--- BEGIN ---
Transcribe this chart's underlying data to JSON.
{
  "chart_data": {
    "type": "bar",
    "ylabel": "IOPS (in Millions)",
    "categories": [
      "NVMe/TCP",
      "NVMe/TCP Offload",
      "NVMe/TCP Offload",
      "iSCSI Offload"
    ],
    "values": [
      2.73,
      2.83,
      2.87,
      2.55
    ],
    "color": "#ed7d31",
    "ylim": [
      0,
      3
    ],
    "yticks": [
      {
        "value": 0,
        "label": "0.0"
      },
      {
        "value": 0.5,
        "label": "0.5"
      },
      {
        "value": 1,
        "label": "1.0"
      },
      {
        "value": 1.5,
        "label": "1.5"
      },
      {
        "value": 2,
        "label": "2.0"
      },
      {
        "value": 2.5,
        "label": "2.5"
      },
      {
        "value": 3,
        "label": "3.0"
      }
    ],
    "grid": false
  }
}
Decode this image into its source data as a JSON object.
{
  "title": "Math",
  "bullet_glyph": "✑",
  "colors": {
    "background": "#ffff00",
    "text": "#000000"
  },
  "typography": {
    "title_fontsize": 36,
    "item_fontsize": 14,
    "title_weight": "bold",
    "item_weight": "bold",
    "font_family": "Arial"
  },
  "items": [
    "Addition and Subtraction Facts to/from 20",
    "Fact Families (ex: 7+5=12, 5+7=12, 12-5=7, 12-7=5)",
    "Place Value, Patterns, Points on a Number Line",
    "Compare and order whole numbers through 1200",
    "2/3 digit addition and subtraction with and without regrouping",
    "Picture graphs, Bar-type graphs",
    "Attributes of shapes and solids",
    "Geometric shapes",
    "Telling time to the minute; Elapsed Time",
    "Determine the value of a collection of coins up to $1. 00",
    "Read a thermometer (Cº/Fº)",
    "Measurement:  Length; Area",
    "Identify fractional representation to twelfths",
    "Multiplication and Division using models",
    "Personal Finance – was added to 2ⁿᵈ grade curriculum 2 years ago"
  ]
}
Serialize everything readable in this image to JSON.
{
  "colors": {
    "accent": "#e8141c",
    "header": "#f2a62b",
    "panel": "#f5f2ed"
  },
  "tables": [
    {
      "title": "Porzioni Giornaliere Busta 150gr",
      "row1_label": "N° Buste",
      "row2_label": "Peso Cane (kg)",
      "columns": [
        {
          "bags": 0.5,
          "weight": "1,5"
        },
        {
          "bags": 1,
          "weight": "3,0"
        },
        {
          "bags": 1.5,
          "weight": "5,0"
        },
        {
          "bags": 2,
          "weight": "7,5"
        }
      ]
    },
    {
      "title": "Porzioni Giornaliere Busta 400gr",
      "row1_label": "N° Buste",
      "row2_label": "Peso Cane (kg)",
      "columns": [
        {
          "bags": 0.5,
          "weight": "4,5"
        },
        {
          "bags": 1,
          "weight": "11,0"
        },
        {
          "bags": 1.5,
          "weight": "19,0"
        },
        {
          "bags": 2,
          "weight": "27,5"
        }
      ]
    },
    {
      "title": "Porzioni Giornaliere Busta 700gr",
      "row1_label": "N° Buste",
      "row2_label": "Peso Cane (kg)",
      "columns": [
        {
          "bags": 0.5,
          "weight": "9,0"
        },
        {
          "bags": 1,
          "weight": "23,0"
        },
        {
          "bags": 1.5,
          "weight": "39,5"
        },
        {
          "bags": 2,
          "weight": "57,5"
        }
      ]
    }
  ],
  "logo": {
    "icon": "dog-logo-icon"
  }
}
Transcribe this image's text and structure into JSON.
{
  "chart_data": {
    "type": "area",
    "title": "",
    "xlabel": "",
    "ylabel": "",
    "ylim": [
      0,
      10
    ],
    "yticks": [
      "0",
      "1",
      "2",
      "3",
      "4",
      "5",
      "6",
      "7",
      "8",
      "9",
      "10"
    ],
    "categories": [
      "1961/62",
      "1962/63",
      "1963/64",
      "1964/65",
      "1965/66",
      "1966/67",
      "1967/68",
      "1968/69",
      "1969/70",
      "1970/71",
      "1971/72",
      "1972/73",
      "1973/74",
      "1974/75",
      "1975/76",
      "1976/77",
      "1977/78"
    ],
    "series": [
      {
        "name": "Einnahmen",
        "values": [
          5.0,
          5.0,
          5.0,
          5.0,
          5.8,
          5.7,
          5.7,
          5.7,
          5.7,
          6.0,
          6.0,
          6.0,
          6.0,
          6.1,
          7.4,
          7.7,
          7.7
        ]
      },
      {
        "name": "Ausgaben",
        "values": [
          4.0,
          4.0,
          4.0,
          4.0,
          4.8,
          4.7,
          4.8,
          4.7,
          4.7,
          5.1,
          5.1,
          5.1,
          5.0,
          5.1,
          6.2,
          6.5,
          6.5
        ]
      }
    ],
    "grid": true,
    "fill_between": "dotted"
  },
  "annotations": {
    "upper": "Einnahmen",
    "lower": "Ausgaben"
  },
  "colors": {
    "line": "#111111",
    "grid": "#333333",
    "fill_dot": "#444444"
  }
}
--- END ---
Write out the whole listing exactly.

Transcribe this chart's underlying data to JSON.
{
  "chart_data": {
    "type": "bar",
    "ylabel": "IOPS (in Millions)",
    "categories": [
      "NVMe/TCP",
      "NVMe/TCP Offload",
      "NVMe/TCP Offload",
      "iSCSI Offload"
    ],
    "values": [
      2.73,
      2.83,
      2.87,
      2.55
    ],
    "color": "#ed7d31",
    "ylim": [
      0,
      3
    ],
    "yticks": [
      {
        "value": 0,
        "label": "0.0"
      },
      {
        "value": 0.5,
        "label": "0.5"
      },
      {
        "value": 1,
        "label": "1.0"
      },
      {
        "value": 1.5,
        "label": "1.5"
      },
      {
        "value": 2,
        "label": "2.0"
      },
      {
        "value": 2.5,
        "label": "2.5"
      },
      {
        "value": 3,
        "label": "3.0"
      }
    ],
    "grid": false
  }
}
Decode this image into its source data as a JSON object.
{
  "title": "Math",
  "bullet_glyph": "✑",
  "colors": {
    "background": "#ffff00",
    "text": "#000000"
  },
  "typography": {
    "title_fontsize": 36,
    "item_fontsize": 14,
    "title_weight": "bold",
    "item_weight": "bold",
    "font_family": "Arial"
  },
  "items": [
    "Addition and Subtraction Facts to/from 20",
    "Fact Families (ex: 7+5=12, 5+7=12, 12-5=7, 12-7=5)",
    "Place Value, Patterns, Points on a Number Line",
    "Compare and order whole numbers through 1200",
    "2/3 digit addition and subtraction with and without regrouping",
    "Picture graphs, Bar-type graphs",
    "Attributes of shapes and solids",
    "Geometric shapes",
    "Telling time to the minute; Elapsed Time",
    "Determine the value of a collection of coins up to $1. 00",
    "Read a thermometer (Cº/Fº)",
    "Measurement:  Length; Area",
    "Identify fractional representation to twelfths",
    "Multiplication and Division using models",
    "Personal Finance – was added to 2ⁿᵈ grade curriculum 2 years ago"
  ]
}
Serialize everything readable in this image to JSON.
{
  "colors": {
    "accent": "#e8141c",
    "header": "#f2a62b",
    "panel": "#f5f2ed"
  },
  "tables": [
    {
      "title": "Porzioni Giornaliere Busta 150gr",
      "row1_label": "N° Buste",
      "row2_label": "Peso Cane (kg)",
      "columns": [
        {
          "bags": 0.5,
          "weight": "1,5"
        },
        {
          "bags": 1,
          "weight": "3,0"
        },
        {
          "bags": 1.5,
          "weight": "5,0"
        },
        {
          "bags": 2,
          "weight": "7,5"
        }
      ]
    },
    {
      "title": "Porzioni Giornaliere Busta 400gr",
      "row1_label": "N° Buste",
      "row2_label": "Peso Cane (kg)",
      "columns": [
        {
          "bags": 0.5,
          "weight": "4,5"
        },
        {
          "bags": 1,
          "weight": "11,0"
        },
        {
          "bags": 1.5,
          "weight": "19,0"
        },
        {
          "bags": 2,
          "weight": "27,5"
        }
      ]
    },
    {
      "title": "Porzioni Giornaliere Busta 700gr",
      "row1_label": "N° Buste",
      "row2_label": "Peso Cane (kg)",
      "columns": [
        {
          "bags": 0.5,
          "weight": "9,0"
        },
        {
          "bags": 1,
          "weight": "23,0"
        },
        {
          "bags": 1.5,
          "weight": "39,5"
        },
        {
          "bags": 2,
          "weight": "57,5"
        }
      ]
    }
  ],
  "logo": {
    "icon": "dog-logo-icon"
  }
}
Transcribe this image's text and structure into JSON.
{
  "chart_data": {
    "type": "area",
    "title": "",
    "xlabel": "",
    "ylabel": "",
    "ylim": [
      0,
      10
    ],
    "yticks": [
      "0",
      "1",
      "2",
      "3",
      "4",
      "5",
      "6",
      "7",
      "8",
      "9",
      "10"
    ],
    "categories": [
      "1961/62",
      "1962/63",
      "1963/64",
      "1964/65",
      "1965/66",
      "1966/67",
      "1967/68",
      "1968/69",
      "1969/70",
      "1970/71",
      "1971/72",
      "1972/73",
      "1973/74",
      "1974/75",
      "1975/76",
      "1976/77",
      "1977/78"
    ],
    "series": [
      {
        "name": "Einnahmen",
        "values": [
          5.0,
          5.0,
          5.0,
          5.0,
          5.8,
          5.7,
          5.7,
          5.7,
          5.7,
          6.0,
          6.0,
          6.0,
          6.0,
          6.1,
          7.4,
          7.7,
          7.7
        ]
      },
      {
        "name": "Ausgaben",
        "values": [
          4.0,
          4.0,
          4.0,
          4.0,
          4.8,
          4.7,
          4.8,
          4.7,
          4.7,
          5.1,
          5.1,
          5.1,
          5.0,
          5.1,
          6.2,
          6.5,
          6.5
        ]
      }
    ],
    "grid": true,
    "fill_between": "dotted"
  },
  "annotations": {
    "upper": "Einnahmen",
    "lower": "Ausgaben"
  },
  "colors": {
    "line": "#111111",
    "grid": "#333333",
    "fill_dot": "#444444"
  }
}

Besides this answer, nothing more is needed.